■ **Dataset excerpts**

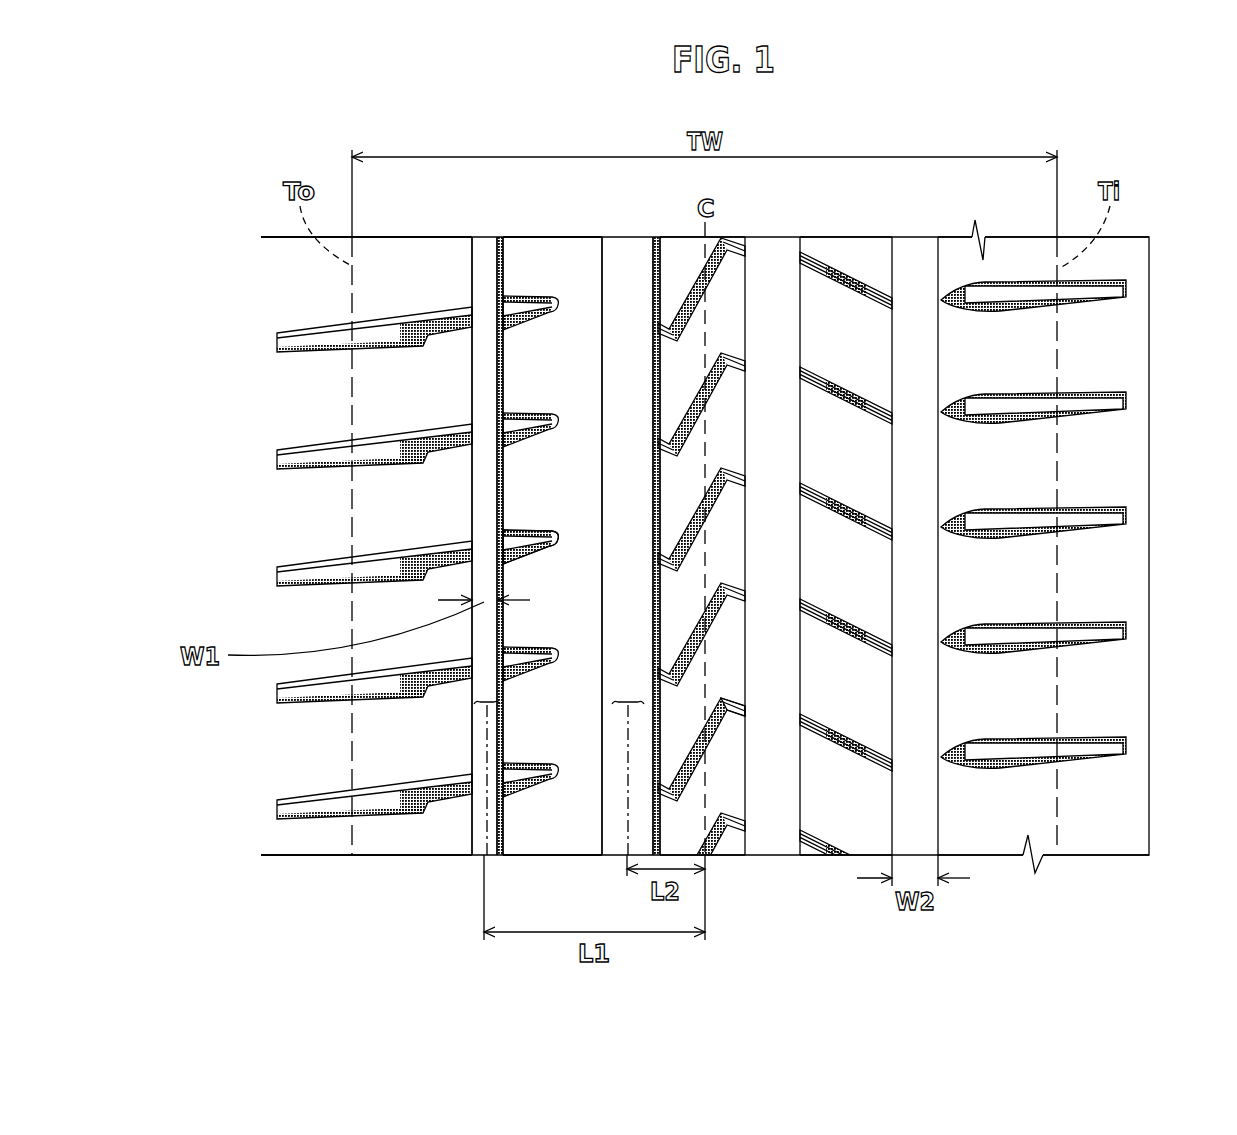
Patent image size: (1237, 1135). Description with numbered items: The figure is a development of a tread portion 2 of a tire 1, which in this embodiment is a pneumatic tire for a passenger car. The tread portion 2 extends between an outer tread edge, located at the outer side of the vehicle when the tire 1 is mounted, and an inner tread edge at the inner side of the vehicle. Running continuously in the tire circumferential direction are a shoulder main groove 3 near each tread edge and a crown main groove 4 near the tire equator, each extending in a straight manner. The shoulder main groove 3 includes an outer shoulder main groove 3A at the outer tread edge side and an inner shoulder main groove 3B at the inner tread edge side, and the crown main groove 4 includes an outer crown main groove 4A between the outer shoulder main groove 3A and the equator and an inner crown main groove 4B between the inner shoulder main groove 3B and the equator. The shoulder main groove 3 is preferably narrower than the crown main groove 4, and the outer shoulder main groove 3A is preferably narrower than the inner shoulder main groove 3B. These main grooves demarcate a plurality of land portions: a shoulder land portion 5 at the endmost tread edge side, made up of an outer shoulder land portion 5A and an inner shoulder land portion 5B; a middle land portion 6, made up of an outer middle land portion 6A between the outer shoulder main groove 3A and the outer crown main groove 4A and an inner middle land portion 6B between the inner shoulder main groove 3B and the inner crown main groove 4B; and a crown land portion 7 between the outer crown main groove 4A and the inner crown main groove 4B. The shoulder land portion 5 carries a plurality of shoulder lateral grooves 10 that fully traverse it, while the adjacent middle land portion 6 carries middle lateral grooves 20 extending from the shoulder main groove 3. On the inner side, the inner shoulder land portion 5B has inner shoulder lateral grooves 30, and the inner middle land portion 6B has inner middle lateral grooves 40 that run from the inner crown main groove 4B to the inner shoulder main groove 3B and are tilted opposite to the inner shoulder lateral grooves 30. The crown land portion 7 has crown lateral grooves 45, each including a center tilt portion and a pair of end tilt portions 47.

The tire 1 is at (850, 236).
The tread portion 2 is at (561, 236).
The shoulder main groove 3 is at (486, 268).
The outer shoulder main groove 3A is at (486, 268).
The inner shoulder main groove 3B is at (914, 278).
The crown main groove 4 is at (630, 268).
The outer crown main groove 4A is at (630, 268).
The inner crown main groove 4B is at (768, 278).
The shoulder land portion 5 is at (401, 825).
The outer shoulder land portion 5A is at (401, 825).
The inner shoulder land portion 5B is at (995, 819).
The middle land portion 6 is at (556, 817).
The outer middle land portion 6A is at (556, 817).
The inner middle land portion 6B is at (843, 819).
The crown land portion 7 is at (714, 792).
The shoulder lateral groove 10 is at (390, 448).
The middle lateral groove 20 is at (530, 545).
The inner shoulder lateral groove 30 is at (1012, 410).
The inner middle lateral groove 40 is at (852, 510).
The crown lateral groove 45 is at (702, 636).
The end tilt portion 47 is at (736, 718).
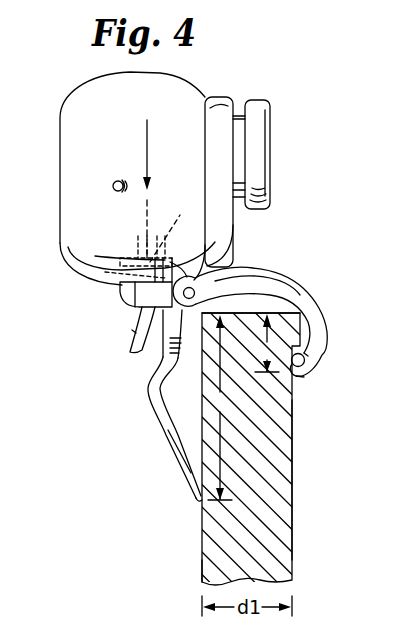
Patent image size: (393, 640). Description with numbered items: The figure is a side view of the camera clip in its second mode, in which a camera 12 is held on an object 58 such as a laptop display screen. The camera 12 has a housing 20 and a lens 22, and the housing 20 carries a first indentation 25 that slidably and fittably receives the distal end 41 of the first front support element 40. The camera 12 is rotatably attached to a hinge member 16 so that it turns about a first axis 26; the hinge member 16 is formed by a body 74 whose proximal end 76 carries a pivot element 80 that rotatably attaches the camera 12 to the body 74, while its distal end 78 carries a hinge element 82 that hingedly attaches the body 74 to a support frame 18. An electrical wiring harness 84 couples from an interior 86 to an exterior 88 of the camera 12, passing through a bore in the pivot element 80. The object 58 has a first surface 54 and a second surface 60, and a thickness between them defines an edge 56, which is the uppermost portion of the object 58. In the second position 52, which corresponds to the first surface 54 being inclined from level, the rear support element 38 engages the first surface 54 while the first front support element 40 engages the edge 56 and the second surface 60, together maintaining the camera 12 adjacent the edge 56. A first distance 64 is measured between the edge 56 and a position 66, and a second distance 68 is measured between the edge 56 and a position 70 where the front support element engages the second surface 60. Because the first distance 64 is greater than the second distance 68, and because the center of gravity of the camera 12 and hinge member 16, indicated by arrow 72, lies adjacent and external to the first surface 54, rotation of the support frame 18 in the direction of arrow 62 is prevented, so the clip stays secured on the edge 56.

The camera 12 is at (194, 77).
The housing 20 is at (60, 120).
The lens 22 is at (268, 132).
The first indentation 25 is at (108, 183).
The arrow 72 is at (148, 158).
The first axis 26 is at (181, 216).
The interior 86 is at (88, 212).
The pivot element 80 is at (72, 253).
The proximal end 76 is at (125, 287).
The hinge member 16 is at (105, 312).
The body 74 is at (113, 300).
The hinge element 82 is at (207, 273).
The support frame 18 is at (326, 290).
The first front support element 40 is at (340, 327).
The distal end 41 is at (308, 378).
The position 70 is at (293, 380).
The edge 56 is at (272, 311).
The second position 52 is at (290, 220).
The electrical wiring harness 84 is at (132, 347).
The exterior 88 is at (132, 330).
The distal end 78 is at (165, 347).
The rear support element 38 is at (160, 457).
The position 66 is at (199, 500).
The arrow 62 is at (72, 337).
The object 58 is at (312, 497).
The second surface 60 is at (293, 535).
The first surface 54 is at (203, 565).
The first distance 64 is at (220, 407).
The second distance 68 is at (267, 343).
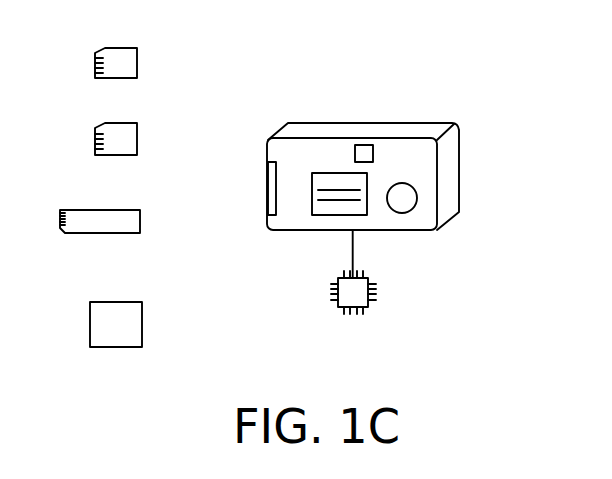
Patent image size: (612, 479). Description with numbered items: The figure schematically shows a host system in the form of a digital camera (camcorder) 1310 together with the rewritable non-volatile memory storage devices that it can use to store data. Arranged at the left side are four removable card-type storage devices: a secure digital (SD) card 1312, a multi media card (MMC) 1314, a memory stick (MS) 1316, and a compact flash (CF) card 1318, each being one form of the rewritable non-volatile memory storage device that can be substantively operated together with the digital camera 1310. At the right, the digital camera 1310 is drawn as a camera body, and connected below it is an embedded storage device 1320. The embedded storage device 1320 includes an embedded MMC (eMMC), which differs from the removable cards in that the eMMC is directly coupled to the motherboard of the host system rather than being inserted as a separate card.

The digital camera 1310 is at (459, 162).
The secure digital (SD) card 1312 is at (137, 53).
The multi media card (MMC) 1314 is at (137, 130).
The memory stick (MS) 1316 is at (140, 220).
The compact flash (CF) card 1318 is at (142, 317).
The embedded storage device 1320 is at (376, 293).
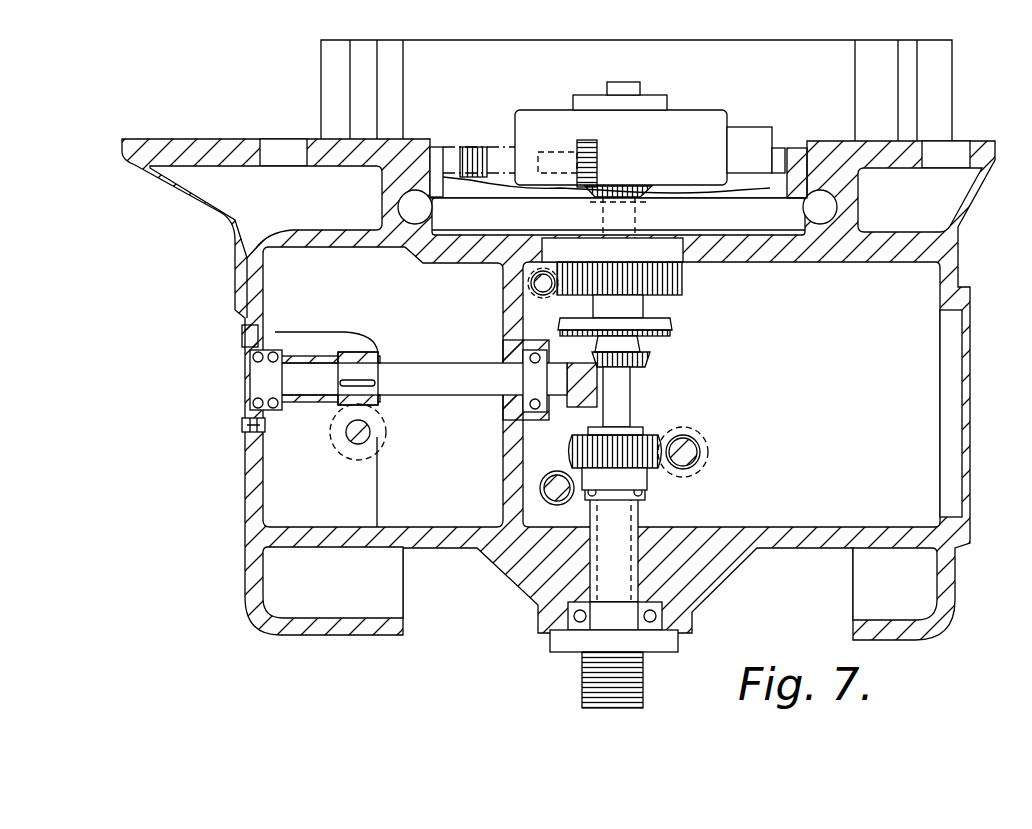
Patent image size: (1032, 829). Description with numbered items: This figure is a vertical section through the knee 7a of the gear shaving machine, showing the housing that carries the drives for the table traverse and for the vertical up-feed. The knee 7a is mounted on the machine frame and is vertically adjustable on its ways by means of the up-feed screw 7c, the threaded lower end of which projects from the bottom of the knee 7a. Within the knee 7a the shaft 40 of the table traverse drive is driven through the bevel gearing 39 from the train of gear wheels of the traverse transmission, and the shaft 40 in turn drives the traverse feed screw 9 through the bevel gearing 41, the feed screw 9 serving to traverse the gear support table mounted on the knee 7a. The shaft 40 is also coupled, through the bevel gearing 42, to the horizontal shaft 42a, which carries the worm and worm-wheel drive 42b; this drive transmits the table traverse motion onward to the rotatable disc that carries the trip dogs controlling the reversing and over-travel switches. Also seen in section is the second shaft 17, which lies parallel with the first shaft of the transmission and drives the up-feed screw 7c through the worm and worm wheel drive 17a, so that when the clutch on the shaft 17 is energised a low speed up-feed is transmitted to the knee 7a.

The knee 7a is at (255, 543).
The up-feed screw 7c is at (581, 684).
The feed screw 9 is at (470, 147).
The bevel gearing 41 is at (593, 162).
The shaft 40 is at (687, 270).
The bevel gearing 39 is at (667, 325).
The bevel gearing 42 is at (600, 402).
The shaft 42a is at (438, 382).
The worm and worm-wheel drive 42b is at (378, 403).
The worm and worm wheel drive 17a is at (648, 433).
The second shaft 17 is at (698, 452).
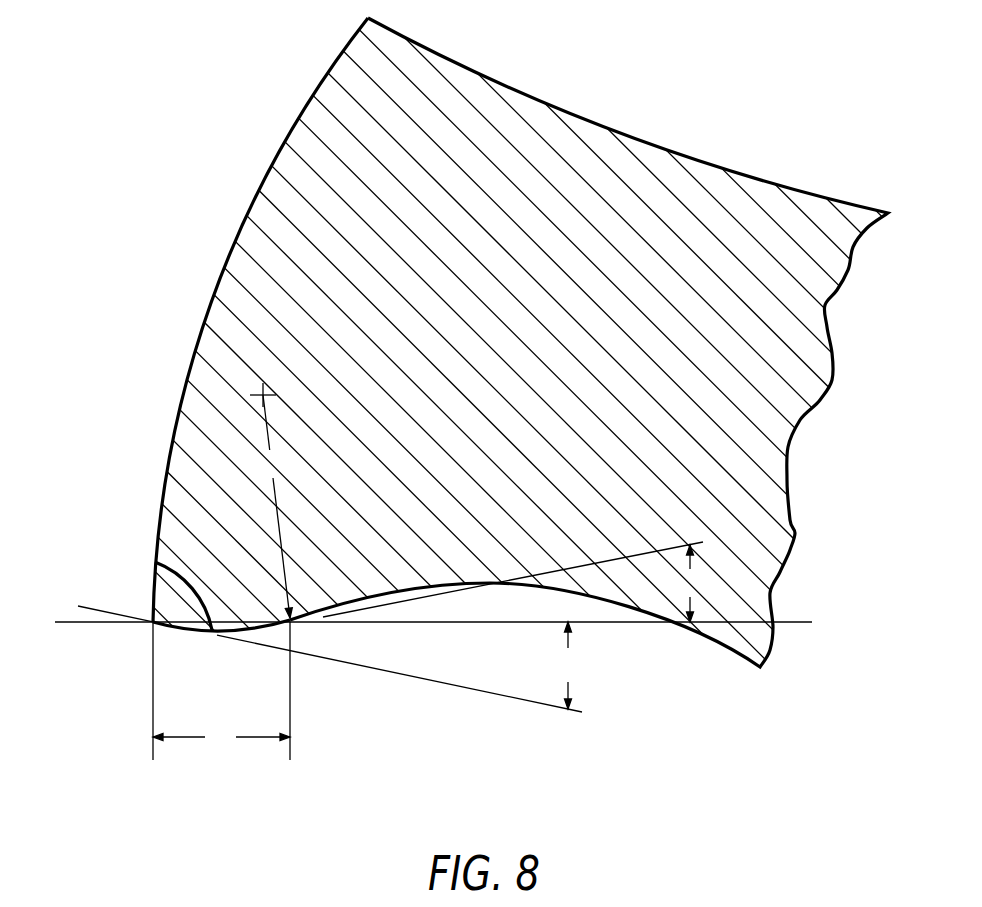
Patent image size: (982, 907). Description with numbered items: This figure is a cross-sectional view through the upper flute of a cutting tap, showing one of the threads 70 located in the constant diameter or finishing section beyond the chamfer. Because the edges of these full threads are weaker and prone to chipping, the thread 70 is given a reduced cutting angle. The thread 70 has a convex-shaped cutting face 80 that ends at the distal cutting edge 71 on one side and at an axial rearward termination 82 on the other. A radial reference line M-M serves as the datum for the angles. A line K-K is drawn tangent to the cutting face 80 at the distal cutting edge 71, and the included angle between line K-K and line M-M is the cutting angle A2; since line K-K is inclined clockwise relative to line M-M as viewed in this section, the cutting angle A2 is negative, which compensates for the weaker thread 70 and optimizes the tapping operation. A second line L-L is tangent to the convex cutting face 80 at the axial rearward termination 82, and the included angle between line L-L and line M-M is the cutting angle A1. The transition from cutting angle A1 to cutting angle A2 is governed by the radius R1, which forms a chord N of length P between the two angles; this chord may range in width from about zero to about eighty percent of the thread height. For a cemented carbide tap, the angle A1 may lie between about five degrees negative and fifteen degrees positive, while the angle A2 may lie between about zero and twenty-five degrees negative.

■ **Job**
Which lines in the listing above contain the string "compact"? Copy each such line out in full.

■ **Solution below**
Patent image size: (612, 479). Description with numbered items: The figure schematically shows a host system in the form of a digital camera (camcorder) 1310 together with the rewritable non-volatile memory storage devices that it can use to store data. Arranged at the left side are four removable card-type storage devices: a secure digital (SD) card 1312, a multi media card (MMC) 1314, a memory stick (MS) 1316, and a compact flash (CF) card 1318, each being one form of the rewritable non-volatile memory storage device that can be substantively operated together with the digital camera 1310. At the right, the digital camera 1310 is drawn as a camera body, and connected below it is an embedded storage device 1320. The embedded storage device 1320 includes an embedded MMC (eMMC), which differs from the removable cards in that the eMMC is directly coupled to the motherboard of the host system rather than being inserted as a separate card.
The compact flash (CF) card 1318 is at (142, 317).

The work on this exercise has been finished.